WHAT THE EXERCISE ASKS →
Repeat the listing exactly as given, omitting every image.

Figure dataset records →
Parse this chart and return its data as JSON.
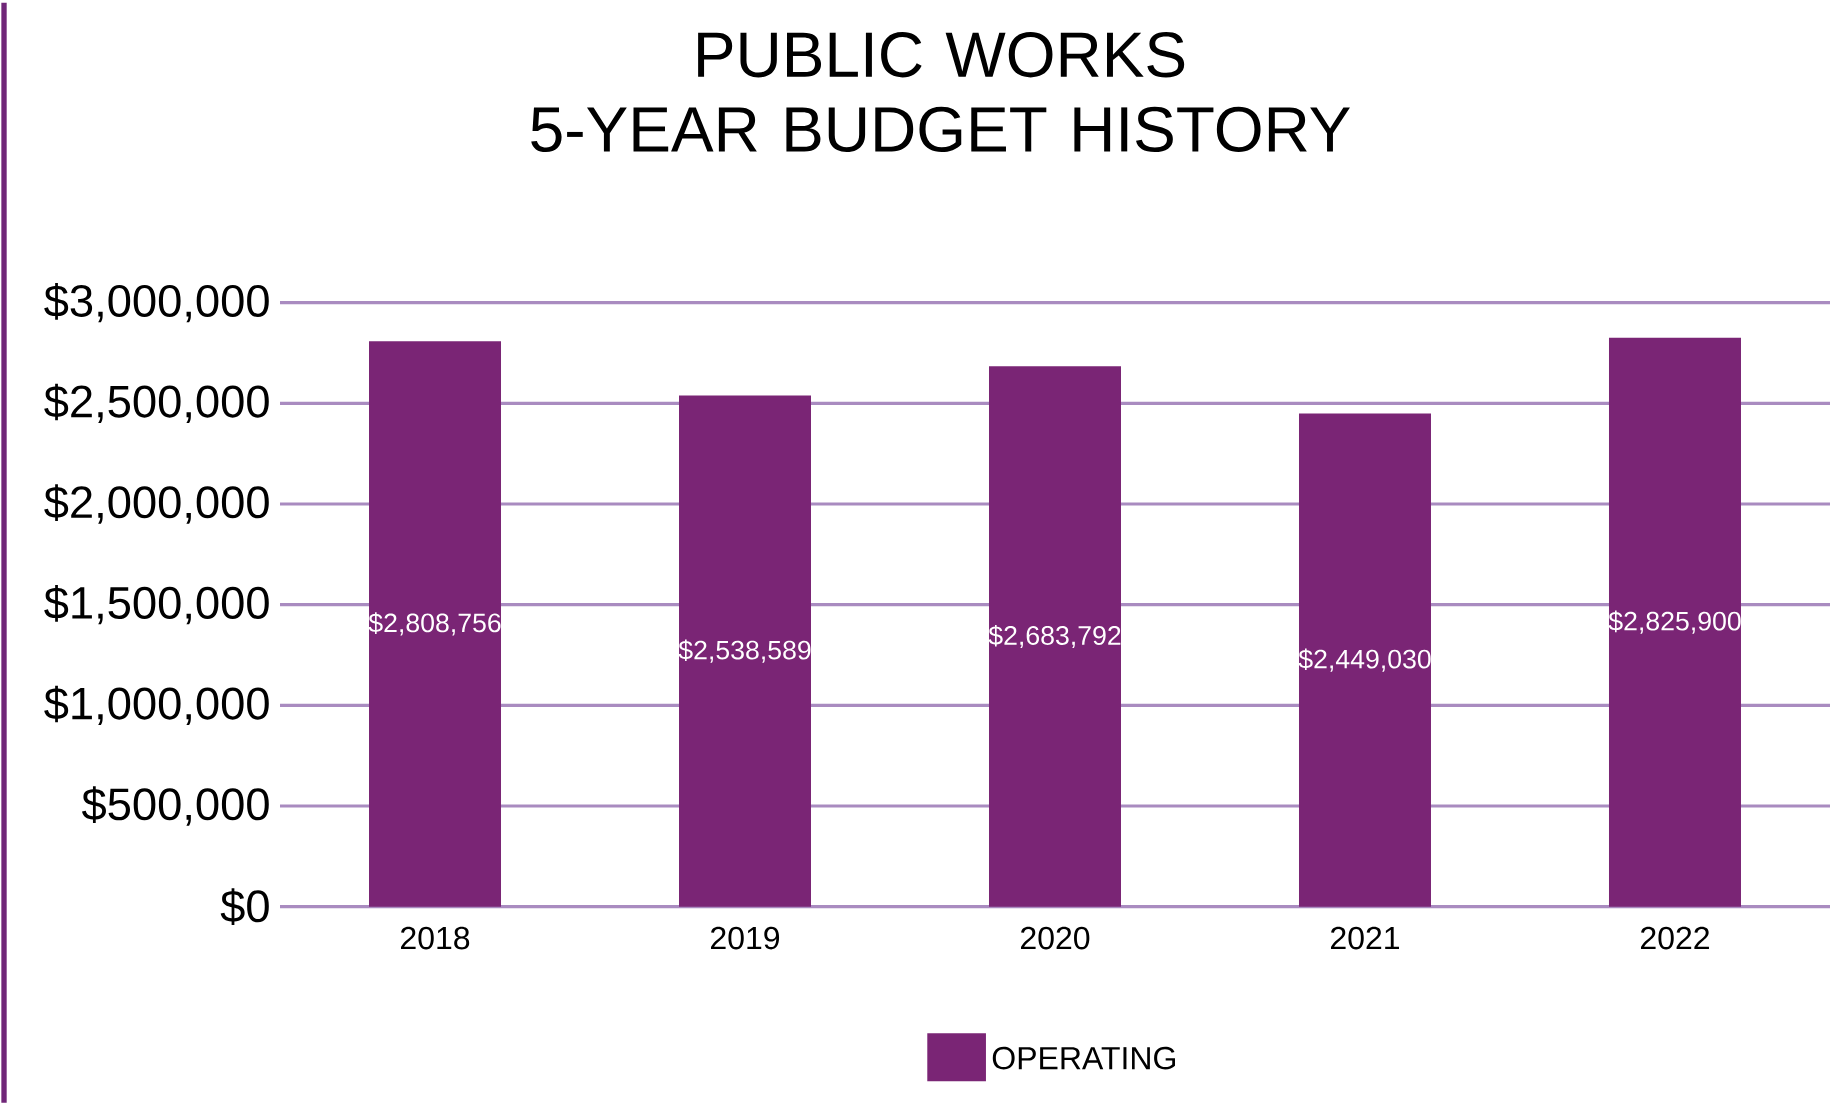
{
  "chart_data": {
    "type": "bar",
    "title": "PUBLIC WORKS\n5-YEAR BUDGET HISTORY",
    "categories": [
      "2018",
      "2019",
      "2020",
      "2021",
      "2022"
    ],
    "series": [
      {
        "name": "OPERATING",
        "color": "#7a2575",
        "values": [
          2808756,
          2538589,
          2683792,
          2449030,
          2825900
        ],
        "value_labels": [
          "$2,808,756",
          "$2,538,589",
          "$2,683,792",
          "$2,449,030",
          "$2,825,900"
        ]
      }
    ],
    "ylim": [
      0,
      3000000
    ],
    "yticks": [
      {
        "value": 0,
        "label": "$0"
      },
      {
        "value": 500000,
        "label": "$500,000"
      },
      {
        "value": 1000000,
        "label": "$1,000,000"
      },
      {
        "value": 1500000,
        "label": "$1,500,000"
      },
      {
        "value": 2000000,
        "label": "$2,000,000"
      },
      {
        "value": 2500000,
        "label": "$2,500,000"
      },
      {
        "value": 3000000,
        "label": "$3,000,000"
      }
    ],
    "grid": "y",
    "legend": "bottom"
  }
}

ANSWER TO THE TASK →
Parse this chart and return its data as JSON.
{
  "chart_data": {
    "type": "bar",
    "title": "PUBLIC WORKS\n5-YEAR BUDGET HISTORY",
    "categories": [
      "2018",
      "2019",
      "2020",
      "2021",
      "2022"
    ],
    "series": [
      {
        "name": "OPERATING",
        "color": "#7a2575",
        "values": [
          2808756,
          2538589,
          2683792,
          2449030,
          2825900
        ],
        "value_labels": [
          "$2,808,756",
          "$2,538,589",
          "$2,683,792",
          "$2,449,030",
          "$2,825,900"
        ]
      }
    ],
    "ylim": [
      0,
      3000000
    ],
    "yticks": [
      {
        "value": 0,
        "label": "$0"
      },
      {
        "value": 500000,
        "label": "$500,000"
      },
      {
        "value": 1000000,
        "label": "$1,000,000"
      },
      {
        "value": 1500000,
        "label": "$1,500,000"
      },
      {
        "value": 2000000,
        "label": "$2,000,000"
      },
      {
        "value": 2500000,
        "label": "$2,500,000"
      },
      {
        "value": 3000000,
        "label": "$3,000,000"
      }
    ],
    "grid": "y",
    "legend": "bottom"
  }
}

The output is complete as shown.